EXTRACT:
^^^^^^^^^^^^^^^^

And PP and M is losing 10% growth and well, literally 100% of that sales is gross margin. So what you're left with is gross margin that isn't growing, but still, we improved the EBIT margin due to lower OpEx in the Mi business. Orders and product releases, Slide 24. Multivista, we announced the acquisition of the Multivista Group in the quarter. It's a Canadian based company with operations in Canada and United States.
You should really regard this as an extension to our effort to grow the Hexagon Imagery program and the SmartBuild products. What Multivista do is they document using imagery, document construction projects, and then you embed these documentations in your workflow on the construction site. Slide 25, we made an acquisition of GIS Quadrant. That is a partner to us prior to the acquisition, and they have a cloud based solution that are built on our Hexagon SI software. We also acquired a small start up company that is going to grow into something exciting, and that is Apodius.
Apodius is a software company that specialize in measurement solutions for the composite materials market. It's a start up based in Germany, and we believe this could be something exciting going forward since composites are growing. Slide 27. We've run a series of advanced cutting trials at Audi where we actually improved performance by 47%. And this is the first installation since the acquisition of the Vero, CAM Group in 2014, where we actually combine software and technologies from Hexagon Metrology and Vero Software.
So we're thrilled about the results, and we can see more to come in this area. Slide 28, increased traction for smart city solutions. Well, you saw the invoicing in the Middle East, where we saw significant growth. And this stems from this project where Hexagon and Huawei announced a partnership in the Q4 of 2015 to collaborate on smart city installations. And the first installation that we've undertaken, we've delivered a system to Mecca in Saudi Arabia.

^^^^^^^^^^^^^^^^

AIM 1: In the transcript, which country is the start-up Apodius based in?
AIM 2: Retype the stretch of the transcript from "Apodius is a" through "and Vero Software.".

(Layout annotation data)
^^^^^^^^^^^^^^^^

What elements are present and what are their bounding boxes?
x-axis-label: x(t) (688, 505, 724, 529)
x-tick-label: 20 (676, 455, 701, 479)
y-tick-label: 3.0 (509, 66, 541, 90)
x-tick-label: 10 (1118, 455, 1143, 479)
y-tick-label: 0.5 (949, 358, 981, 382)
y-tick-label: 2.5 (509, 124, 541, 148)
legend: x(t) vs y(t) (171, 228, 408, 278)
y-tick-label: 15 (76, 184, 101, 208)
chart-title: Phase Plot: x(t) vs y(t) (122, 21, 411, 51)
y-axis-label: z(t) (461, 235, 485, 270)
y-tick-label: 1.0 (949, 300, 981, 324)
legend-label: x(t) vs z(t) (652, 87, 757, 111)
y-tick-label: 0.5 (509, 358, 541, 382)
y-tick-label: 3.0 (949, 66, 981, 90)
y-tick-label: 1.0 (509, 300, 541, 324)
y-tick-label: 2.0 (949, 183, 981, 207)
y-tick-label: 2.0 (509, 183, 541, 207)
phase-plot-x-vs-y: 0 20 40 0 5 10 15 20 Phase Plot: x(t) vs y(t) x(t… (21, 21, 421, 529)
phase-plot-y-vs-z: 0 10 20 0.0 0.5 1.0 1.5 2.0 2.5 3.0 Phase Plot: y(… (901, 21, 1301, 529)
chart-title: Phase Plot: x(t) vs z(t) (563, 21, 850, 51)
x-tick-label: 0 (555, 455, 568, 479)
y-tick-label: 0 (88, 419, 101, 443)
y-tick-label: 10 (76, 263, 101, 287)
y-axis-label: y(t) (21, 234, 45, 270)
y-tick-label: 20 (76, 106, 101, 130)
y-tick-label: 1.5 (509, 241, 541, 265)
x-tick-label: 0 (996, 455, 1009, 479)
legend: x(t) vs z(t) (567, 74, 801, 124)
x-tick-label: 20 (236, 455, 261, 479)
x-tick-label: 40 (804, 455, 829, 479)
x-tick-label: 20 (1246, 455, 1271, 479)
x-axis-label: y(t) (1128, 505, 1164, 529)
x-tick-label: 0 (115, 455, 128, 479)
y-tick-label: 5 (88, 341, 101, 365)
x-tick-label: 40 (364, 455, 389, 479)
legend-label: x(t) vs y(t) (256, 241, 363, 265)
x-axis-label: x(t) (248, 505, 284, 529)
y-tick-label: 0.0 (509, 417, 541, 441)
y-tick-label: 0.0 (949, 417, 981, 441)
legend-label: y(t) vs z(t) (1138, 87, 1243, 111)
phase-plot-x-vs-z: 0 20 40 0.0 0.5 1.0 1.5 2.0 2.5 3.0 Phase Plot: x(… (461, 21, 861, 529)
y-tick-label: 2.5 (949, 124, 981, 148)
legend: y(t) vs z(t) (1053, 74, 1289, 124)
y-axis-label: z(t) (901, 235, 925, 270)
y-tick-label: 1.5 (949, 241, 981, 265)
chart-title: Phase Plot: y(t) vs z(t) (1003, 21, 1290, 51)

^^^^^^^^^^^^^^^^

WRITTEN ANSWER 1: Germany

WRITTEN ANSWER 2:
Apodius is a software company that specialize in measurement solutions for the composite materials market. It's a start up based in Germany, and we believe this could be something exciting going forward since composites are growing. Slide 27. We've run a series of advanced cutting trials at Audi where we actually improved performance by 47%. And this is the first installation since the acquisition of the Vero, CAM Group in 2014, where we actually combine software and technologies from Hexagon Metrology and Vero Software.